_Exercise instructions_
Gather each line in the entries that includes the string "title".

_Data for processing_
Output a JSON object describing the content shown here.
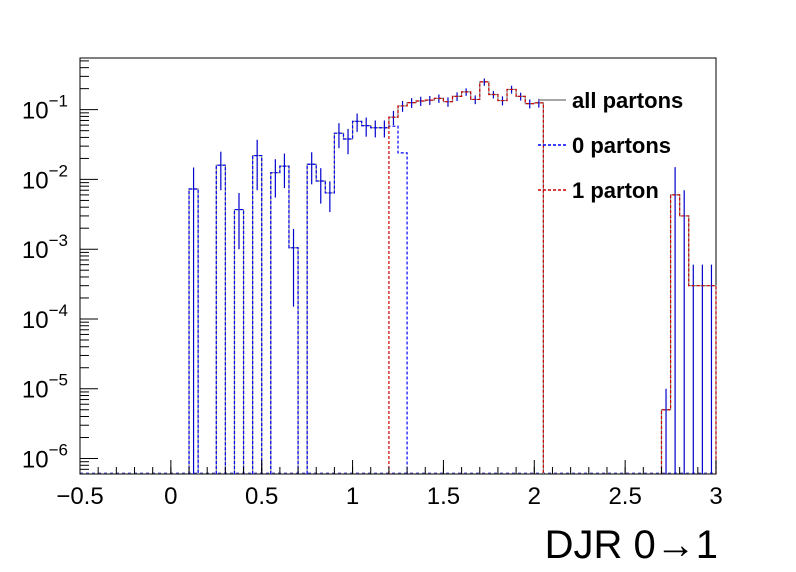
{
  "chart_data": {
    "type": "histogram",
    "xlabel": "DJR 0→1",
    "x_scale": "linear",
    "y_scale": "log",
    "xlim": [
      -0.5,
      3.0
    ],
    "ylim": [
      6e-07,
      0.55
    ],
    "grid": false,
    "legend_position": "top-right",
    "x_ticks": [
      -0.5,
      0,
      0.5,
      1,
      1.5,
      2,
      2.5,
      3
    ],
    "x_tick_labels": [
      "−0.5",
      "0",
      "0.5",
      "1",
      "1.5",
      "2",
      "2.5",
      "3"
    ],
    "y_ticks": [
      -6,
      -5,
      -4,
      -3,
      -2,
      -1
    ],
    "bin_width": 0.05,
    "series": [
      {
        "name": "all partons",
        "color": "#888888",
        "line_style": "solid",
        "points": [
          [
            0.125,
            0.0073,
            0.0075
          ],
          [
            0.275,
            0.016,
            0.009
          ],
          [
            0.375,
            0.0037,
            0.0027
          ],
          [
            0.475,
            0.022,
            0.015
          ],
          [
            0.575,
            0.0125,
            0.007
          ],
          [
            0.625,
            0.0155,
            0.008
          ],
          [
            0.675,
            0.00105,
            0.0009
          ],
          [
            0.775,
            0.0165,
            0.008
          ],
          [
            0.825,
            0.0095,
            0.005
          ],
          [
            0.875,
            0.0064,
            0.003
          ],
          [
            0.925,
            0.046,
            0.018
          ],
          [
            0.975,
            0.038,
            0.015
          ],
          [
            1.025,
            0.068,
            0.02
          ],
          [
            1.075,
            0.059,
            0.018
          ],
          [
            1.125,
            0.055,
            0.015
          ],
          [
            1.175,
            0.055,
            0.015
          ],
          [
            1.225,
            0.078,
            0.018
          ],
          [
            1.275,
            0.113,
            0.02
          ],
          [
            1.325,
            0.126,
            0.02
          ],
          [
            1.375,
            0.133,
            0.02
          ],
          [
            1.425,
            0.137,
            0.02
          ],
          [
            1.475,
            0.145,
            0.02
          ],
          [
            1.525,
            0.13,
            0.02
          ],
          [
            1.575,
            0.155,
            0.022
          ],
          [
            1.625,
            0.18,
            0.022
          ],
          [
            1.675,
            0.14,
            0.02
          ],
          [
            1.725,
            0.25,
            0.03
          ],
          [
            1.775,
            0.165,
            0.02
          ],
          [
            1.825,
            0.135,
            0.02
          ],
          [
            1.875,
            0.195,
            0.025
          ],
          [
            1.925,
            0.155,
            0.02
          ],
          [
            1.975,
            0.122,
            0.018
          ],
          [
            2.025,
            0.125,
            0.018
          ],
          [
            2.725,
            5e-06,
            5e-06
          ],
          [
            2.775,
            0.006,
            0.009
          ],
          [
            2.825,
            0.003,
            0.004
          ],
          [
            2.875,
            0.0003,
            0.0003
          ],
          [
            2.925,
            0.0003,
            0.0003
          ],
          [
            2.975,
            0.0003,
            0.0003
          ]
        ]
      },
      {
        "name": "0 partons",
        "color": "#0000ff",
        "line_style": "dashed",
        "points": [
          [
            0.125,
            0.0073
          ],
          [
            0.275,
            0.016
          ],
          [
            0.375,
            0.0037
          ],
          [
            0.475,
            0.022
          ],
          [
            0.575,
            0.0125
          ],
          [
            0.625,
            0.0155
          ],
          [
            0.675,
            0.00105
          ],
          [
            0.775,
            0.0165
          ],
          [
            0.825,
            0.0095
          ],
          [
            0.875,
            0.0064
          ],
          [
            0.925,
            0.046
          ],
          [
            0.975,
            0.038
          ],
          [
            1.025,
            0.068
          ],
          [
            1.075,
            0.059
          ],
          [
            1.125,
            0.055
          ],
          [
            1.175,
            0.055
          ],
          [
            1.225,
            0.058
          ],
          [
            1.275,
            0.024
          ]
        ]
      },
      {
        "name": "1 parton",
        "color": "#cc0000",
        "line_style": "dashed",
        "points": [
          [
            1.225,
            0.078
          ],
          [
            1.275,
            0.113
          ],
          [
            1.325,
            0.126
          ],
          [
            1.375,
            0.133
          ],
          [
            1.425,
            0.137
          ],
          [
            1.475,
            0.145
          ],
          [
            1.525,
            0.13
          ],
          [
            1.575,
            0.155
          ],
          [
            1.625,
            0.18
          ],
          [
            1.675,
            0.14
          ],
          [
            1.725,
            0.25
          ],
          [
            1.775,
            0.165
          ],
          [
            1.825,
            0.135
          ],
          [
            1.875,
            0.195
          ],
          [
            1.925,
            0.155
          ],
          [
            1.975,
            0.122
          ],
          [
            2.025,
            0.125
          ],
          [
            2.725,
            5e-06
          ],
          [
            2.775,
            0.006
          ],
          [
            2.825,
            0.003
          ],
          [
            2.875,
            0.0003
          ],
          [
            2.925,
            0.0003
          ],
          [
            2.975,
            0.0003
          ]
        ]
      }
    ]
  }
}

* * *

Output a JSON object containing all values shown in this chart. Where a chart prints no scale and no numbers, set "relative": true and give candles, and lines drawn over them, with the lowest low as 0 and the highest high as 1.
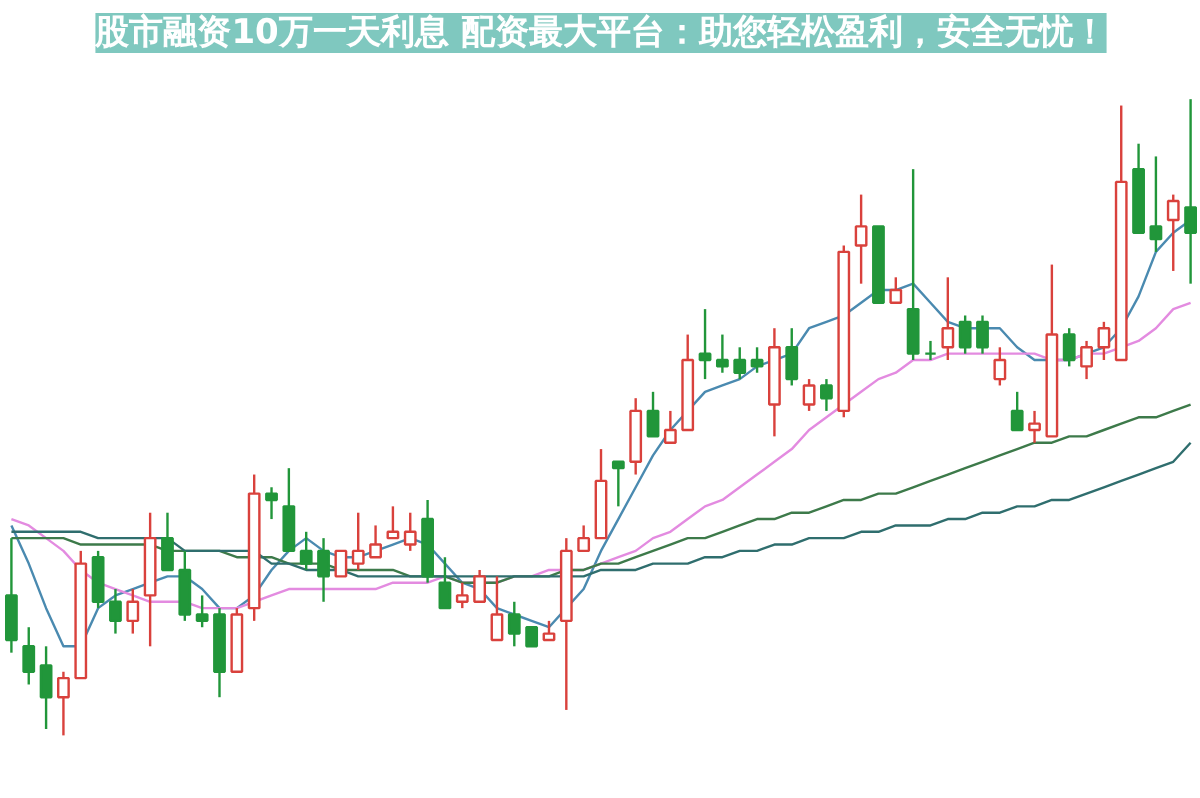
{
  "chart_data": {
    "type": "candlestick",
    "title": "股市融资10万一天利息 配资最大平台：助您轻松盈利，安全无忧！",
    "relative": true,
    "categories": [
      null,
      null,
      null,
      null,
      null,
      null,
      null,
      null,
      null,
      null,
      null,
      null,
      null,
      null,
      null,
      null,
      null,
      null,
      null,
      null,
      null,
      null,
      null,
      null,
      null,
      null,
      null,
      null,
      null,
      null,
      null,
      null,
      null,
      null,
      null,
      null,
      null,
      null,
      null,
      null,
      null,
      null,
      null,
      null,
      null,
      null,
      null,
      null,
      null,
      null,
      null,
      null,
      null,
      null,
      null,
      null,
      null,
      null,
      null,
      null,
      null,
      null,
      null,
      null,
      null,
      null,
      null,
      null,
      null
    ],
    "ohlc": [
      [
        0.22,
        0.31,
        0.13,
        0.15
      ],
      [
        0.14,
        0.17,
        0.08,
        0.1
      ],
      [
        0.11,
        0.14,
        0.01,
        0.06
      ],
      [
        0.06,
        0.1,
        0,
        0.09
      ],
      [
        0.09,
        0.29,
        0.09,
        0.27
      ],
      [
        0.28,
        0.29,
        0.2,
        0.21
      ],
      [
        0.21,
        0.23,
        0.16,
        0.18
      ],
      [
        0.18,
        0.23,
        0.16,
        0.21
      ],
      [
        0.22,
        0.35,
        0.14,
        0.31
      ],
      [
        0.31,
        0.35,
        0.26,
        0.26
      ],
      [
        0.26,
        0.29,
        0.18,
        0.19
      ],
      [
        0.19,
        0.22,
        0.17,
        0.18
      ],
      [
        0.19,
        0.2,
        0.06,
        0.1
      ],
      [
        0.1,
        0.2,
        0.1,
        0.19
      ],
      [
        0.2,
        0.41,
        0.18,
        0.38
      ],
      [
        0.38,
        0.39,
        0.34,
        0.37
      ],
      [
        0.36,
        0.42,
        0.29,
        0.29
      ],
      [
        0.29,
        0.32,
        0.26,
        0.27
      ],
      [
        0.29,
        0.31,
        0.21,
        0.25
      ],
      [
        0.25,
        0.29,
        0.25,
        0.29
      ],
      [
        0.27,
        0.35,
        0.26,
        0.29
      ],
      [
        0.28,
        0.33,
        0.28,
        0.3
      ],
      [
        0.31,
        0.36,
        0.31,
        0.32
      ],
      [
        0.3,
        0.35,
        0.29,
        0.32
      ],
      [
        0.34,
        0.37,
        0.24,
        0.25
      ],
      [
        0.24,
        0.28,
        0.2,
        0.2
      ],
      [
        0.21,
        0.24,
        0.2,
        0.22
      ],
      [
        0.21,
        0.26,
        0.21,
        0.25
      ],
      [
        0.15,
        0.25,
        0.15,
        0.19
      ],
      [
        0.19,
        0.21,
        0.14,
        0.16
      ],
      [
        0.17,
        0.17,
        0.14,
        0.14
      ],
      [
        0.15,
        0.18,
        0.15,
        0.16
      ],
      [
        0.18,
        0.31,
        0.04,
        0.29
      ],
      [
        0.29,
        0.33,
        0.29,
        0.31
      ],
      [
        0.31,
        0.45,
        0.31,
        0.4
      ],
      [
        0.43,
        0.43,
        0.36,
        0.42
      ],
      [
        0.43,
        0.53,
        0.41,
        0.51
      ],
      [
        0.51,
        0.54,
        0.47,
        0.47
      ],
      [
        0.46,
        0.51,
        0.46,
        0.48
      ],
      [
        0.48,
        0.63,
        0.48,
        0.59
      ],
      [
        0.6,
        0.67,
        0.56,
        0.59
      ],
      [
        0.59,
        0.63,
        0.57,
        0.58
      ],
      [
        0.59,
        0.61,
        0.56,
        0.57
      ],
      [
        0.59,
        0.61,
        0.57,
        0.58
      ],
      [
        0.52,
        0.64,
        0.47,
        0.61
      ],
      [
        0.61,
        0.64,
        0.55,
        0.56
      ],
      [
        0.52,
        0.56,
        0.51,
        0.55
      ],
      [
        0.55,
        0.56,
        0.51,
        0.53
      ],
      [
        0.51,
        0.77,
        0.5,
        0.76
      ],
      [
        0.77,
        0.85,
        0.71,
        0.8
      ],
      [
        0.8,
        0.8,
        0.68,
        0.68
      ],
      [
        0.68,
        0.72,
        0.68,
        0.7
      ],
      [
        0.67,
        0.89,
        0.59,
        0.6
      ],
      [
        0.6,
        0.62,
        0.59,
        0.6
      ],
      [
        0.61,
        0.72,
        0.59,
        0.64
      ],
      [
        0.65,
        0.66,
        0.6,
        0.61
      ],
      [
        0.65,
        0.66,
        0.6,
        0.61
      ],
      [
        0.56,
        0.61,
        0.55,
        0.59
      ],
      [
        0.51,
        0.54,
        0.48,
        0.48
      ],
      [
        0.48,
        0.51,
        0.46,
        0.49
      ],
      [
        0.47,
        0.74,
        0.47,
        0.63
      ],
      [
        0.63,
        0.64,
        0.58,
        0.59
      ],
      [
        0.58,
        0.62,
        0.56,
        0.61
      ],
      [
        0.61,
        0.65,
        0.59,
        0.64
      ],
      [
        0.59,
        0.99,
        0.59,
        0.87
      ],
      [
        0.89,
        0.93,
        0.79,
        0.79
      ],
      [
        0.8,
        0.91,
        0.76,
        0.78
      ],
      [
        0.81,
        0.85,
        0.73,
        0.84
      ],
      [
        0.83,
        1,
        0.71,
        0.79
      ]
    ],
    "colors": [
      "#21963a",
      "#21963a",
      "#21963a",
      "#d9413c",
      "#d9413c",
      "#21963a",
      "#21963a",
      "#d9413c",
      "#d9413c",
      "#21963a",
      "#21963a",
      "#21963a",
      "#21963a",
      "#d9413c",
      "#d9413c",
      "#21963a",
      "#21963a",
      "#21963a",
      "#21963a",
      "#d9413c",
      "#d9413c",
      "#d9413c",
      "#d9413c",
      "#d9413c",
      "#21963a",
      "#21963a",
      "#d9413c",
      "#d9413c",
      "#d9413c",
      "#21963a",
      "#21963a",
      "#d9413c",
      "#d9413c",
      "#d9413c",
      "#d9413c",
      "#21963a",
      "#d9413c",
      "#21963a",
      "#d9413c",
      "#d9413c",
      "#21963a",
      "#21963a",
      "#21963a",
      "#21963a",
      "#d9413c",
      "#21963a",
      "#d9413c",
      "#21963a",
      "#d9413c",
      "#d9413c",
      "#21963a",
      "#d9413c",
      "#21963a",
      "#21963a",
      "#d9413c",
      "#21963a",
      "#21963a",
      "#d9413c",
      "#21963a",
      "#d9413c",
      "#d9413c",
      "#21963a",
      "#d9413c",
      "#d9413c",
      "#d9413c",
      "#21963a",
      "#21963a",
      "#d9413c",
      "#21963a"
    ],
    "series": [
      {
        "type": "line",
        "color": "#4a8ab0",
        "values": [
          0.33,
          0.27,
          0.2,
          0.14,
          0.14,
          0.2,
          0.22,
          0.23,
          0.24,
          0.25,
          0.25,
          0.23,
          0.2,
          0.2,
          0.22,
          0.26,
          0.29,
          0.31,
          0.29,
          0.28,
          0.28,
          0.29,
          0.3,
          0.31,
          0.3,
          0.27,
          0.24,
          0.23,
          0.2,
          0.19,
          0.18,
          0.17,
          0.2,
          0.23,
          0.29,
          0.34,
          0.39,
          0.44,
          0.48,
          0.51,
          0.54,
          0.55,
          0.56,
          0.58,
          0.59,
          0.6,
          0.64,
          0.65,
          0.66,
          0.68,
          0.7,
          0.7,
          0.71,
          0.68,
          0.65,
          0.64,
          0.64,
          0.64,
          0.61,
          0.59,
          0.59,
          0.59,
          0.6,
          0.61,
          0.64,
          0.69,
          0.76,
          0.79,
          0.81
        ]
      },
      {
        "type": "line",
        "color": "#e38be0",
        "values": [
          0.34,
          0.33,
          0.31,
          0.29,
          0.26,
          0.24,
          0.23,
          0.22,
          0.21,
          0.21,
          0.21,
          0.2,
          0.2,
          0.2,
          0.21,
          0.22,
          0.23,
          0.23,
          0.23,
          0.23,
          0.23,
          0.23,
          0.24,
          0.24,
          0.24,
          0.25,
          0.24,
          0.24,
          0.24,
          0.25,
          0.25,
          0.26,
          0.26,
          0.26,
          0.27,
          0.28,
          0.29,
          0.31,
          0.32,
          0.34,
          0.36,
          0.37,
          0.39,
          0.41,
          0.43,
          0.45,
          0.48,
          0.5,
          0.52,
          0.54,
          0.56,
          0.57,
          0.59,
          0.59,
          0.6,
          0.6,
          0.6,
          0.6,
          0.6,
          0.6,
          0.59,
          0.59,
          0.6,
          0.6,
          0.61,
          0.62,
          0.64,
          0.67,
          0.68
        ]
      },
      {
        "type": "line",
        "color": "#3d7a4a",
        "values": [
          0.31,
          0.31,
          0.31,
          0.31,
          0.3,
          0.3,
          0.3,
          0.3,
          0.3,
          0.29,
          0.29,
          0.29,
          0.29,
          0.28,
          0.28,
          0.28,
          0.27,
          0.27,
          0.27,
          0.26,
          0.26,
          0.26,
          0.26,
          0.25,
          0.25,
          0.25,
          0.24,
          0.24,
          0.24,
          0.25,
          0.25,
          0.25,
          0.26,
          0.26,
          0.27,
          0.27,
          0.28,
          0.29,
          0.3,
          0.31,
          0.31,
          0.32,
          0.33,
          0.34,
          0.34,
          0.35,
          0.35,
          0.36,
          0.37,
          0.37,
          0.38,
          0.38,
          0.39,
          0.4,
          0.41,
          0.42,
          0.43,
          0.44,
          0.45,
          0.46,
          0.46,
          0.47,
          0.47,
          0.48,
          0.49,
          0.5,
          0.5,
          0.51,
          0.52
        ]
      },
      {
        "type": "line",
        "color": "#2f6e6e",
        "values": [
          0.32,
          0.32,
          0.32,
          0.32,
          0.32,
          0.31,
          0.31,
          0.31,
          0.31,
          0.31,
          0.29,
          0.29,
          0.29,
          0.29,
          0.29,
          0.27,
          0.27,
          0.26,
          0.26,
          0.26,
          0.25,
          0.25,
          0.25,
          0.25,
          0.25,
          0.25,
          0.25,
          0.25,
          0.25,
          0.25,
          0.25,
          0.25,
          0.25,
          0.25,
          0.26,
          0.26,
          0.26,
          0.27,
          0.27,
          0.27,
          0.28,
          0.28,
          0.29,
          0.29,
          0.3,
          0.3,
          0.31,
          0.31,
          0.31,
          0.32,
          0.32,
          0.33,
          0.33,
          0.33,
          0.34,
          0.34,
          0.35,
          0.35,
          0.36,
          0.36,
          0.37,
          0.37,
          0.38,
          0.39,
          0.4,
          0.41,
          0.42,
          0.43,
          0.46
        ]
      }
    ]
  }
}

* * *

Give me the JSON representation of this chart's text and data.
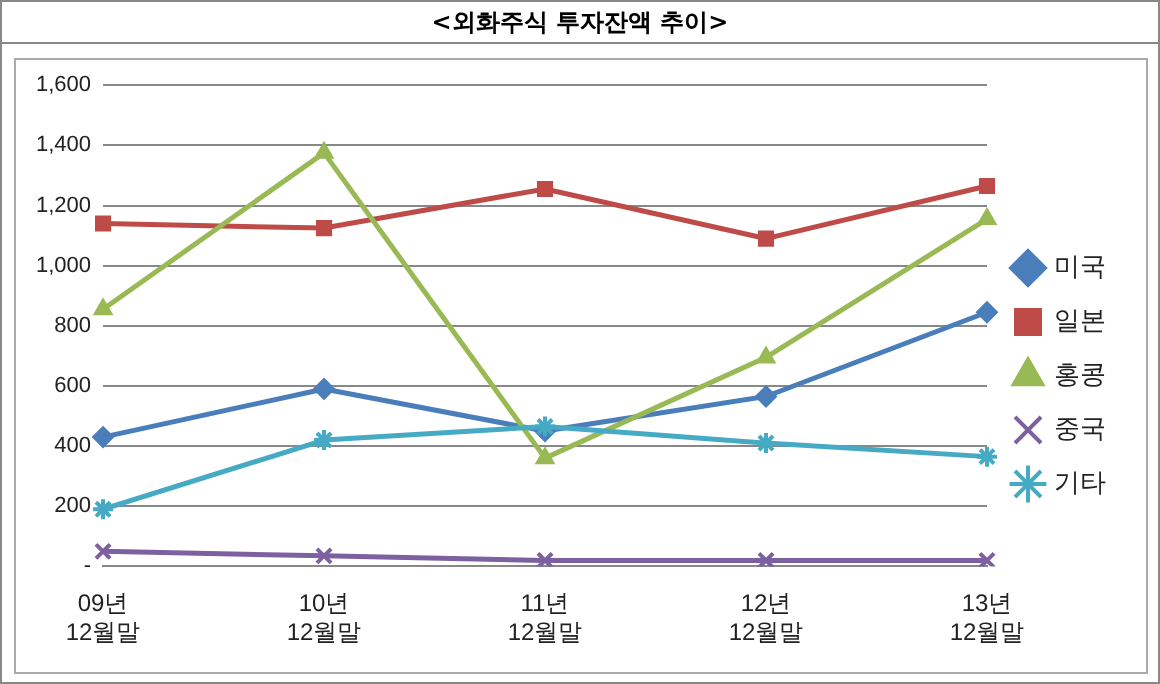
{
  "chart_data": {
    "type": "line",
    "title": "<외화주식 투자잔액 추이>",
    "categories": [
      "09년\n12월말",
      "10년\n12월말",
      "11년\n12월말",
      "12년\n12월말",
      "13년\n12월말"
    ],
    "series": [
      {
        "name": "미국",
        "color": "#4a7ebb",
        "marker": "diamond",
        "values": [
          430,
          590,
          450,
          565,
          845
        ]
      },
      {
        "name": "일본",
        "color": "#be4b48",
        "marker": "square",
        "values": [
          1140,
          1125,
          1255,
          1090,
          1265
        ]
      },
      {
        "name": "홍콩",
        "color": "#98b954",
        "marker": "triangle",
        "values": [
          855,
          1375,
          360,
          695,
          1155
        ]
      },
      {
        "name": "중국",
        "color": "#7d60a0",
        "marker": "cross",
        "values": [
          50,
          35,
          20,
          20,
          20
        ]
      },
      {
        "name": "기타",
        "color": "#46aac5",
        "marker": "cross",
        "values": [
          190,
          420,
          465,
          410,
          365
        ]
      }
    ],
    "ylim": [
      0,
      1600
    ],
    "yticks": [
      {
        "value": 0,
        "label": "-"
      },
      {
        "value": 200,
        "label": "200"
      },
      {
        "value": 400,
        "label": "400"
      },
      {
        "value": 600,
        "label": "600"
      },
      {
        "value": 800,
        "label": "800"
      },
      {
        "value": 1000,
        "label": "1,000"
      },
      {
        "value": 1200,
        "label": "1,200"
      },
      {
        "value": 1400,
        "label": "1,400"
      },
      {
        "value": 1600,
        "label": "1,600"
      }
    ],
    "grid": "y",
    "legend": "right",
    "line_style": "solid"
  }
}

_Full answer_
    "title": "股市融资10万一天利息 配资最大平台：助您轻松盈利，安全无忧！",
    "title": "<외화주식 투자잔액 추이>",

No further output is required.